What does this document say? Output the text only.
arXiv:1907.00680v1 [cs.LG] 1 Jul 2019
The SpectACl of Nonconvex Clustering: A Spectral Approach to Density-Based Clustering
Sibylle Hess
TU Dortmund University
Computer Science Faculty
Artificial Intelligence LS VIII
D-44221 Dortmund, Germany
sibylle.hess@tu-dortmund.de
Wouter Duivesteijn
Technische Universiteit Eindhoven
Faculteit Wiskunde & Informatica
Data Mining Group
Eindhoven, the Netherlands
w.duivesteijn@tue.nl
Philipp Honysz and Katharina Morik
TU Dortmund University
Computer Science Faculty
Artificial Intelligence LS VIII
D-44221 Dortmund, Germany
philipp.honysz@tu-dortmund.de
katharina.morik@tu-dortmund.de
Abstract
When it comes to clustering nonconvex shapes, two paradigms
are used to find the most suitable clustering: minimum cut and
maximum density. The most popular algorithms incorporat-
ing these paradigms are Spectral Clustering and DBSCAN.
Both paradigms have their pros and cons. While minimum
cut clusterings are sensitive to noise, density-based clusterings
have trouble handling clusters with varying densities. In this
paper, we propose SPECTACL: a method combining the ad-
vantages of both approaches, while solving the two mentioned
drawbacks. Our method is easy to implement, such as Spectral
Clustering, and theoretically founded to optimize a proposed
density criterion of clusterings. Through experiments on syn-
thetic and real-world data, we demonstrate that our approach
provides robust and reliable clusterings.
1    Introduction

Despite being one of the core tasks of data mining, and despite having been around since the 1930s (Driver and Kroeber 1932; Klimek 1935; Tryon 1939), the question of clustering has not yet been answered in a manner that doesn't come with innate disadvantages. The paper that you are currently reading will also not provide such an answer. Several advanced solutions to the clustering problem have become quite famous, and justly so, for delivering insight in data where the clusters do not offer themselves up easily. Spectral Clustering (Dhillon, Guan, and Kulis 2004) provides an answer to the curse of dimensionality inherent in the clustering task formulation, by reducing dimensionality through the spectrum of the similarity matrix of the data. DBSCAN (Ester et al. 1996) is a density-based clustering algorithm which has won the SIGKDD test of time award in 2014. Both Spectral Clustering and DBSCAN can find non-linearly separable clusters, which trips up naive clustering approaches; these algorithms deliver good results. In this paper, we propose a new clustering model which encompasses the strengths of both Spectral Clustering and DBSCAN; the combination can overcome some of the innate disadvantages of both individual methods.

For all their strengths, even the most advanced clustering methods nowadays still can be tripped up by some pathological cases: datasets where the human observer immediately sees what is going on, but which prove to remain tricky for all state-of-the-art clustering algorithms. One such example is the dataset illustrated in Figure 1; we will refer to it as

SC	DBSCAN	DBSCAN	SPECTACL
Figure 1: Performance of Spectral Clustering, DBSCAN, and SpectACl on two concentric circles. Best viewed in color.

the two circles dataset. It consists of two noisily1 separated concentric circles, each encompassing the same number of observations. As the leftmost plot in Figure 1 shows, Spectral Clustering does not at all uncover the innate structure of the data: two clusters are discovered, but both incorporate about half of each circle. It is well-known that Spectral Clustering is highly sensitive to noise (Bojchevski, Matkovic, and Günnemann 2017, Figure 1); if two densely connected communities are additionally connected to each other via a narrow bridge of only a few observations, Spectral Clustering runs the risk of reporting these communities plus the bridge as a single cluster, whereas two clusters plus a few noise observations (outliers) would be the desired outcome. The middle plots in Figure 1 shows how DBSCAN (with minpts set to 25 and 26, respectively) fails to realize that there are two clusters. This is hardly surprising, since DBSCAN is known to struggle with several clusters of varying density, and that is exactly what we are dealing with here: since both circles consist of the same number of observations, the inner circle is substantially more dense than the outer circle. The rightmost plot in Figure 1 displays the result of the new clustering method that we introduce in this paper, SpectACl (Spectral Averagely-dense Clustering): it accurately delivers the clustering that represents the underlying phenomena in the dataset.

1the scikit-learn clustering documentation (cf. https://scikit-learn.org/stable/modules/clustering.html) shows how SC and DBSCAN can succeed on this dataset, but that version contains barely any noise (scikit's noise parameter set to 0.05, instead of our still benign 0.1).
—————
Aim of the exercise
Extract each line of the listing above, copying it word for word.

Answer to this task
What does this document say? Output the text only.
arXiv:1907.00680v1 [cs.LG] 1 Jul 2019
The SpectACl of Nonconvex Clustering: A Spectral Approach to Density-Based Clustering
Sibylle Hess
TU Dortmund University
Computer Science Faculty
Artificial Intelligence LS VIII
D-44221 Dortmund, Germany
sibylle.hess@tu-dortmund.de
Wouter Duivesteijn
Technische Universiteit Eindhoven
Faculteit Wiskunde & Informatica
Data Mining Group
Eindhoven, the Netherlands
w.duivesteijn@tue.nl
Philipp Honysz and Katharina Morik
TU Dortmund University
Computer Science Faculty
Artificial Intelligence LS VIII
D-44221 Dortmund, Germany
philipp.honysz@tu-dortmund.de
katharina.morik@tu-dortmund.de
Abstract
When it comes to clustering nonconvex shapes, two paradigms
are used to find the most suitable clustering: minimum cut and
maximum density. The most popular algorithms incorporat-
ing these paradigms are Spectral Clustering and DBSCAN.
Both paradigms have their pros and cons. While minimum
cut clusterings are sensitive to noise, density-based clusterings
have trouble handling clusters with varying densities. In this
paper, we propose SPECTACL: a method combining the ad-
vantages of both approaches, while solving the two mentioned
drawbacks. Our method is easy to implement, such as Spectral
Clustering, and theoretically founded to optimize a proposed
density criterion of clusterings. Through experiments on syn-
thetic and real-world data, we demonstrate that our approach
provides robust and reliable clusterings.
1    Introduction

Despite being one of the core tasks of data mining, and despite having been around since the 1930s (Driver and Kroeber 1932; Klimek 1935; Tryon 1939), the question of clustering has not yet been answered in a manner that doesn't come with innate disadvantages. The paper that you are currently reading will also not provide such an answer. Several advanced solutions to the clustering problem have become quite famous, and justly so, for delivering insight in data where the clusters do not offer themselves up easily. Spectral Clustering (Dhillon, Guan, and Kulis 2004) provides an answer to the curse of dimensionality inherent in the clustering task formulation, by reducing dimensionality through the spectrum of the similarity matrix of the data. DBSCAN (Ester et al. 1996) is a density-based clustering algorithm which has won the SIGKDD test of time award in 2014. Both Spectral Clustering and DBSCAN can find non-linearly separable clusters, which trips up naive clustering approaches; these algorithms deliver good results. In this paper, we propose a new clustering model which encompasses the strengths of both Spectral Clustering and DBSCAN; the combination can overcome some of the innate disadvantages of both individual methods.

For all their strengths, even the most advanced clustering methods nowadays still can be tripped up by some pathological cases: datasets where the human observer immediately sees what is going on, but which prove to remain tricky for all state-of-the-art clustering algorithms. One such example is the dataset illustrated in Figure 1; we will refer to it as

SC	DBSCAN	DBSCAN	SPECTACL
Figure 1: Performance of Spectral Clustering, DBSCAN, and SpectACl on two concentric circles. Best viewed in color.

the two circles dataset. It consists of two noisily1 separated concentric circles, each encompassing the same number of observations. As the leftmost plot in Figure 1 shows, Spectral Clustering does not at all uncover the innate structure of the data: two clusters are discovered, but both incorporate about half of each circle. It is well-known that Spectral Clustering is highly sensitive to noise (Bojchevski, Matkovic, and Günnemann 2017, Figure 1); if two densely connected communities are additionally connected to each other via a narrow bridge of only a few observations, Spectral Clustering runs the risk of reporting these communities plus the bridge as a single cluster, whereas two clusters plus a few noise observations (outliers) would be the desired outcome. The middle plots in Figure 1 shows how DBSCAN (with minpts set to 25 and 26, respectively) fails to realize that there are two clusters. This is hardly surprising, since DBSCAN is known to struggle with several clusters of varying density, and that is exactly what we are dealing with here: since both circles consist of the same number of observations, the inner circle is substantially more dense than the outer circle. The rightmost plot in Figure 1 displays the result of the new clustering method that we introduce in this paper, SpectACl (Spectral Averagely-dense Clustering): it accurately delivers the clustering that represents the underlying phenomena in the dataset.

1the scikit-learn clustering documentation (cf. https://scikit-learn.org/stable/modules/clustering.html) shows how SC and DBSCAN can succeed on this dataset, but that version contains barely any noise (scikit's noise parameter set to 0.05, instead of our still benign 0.1).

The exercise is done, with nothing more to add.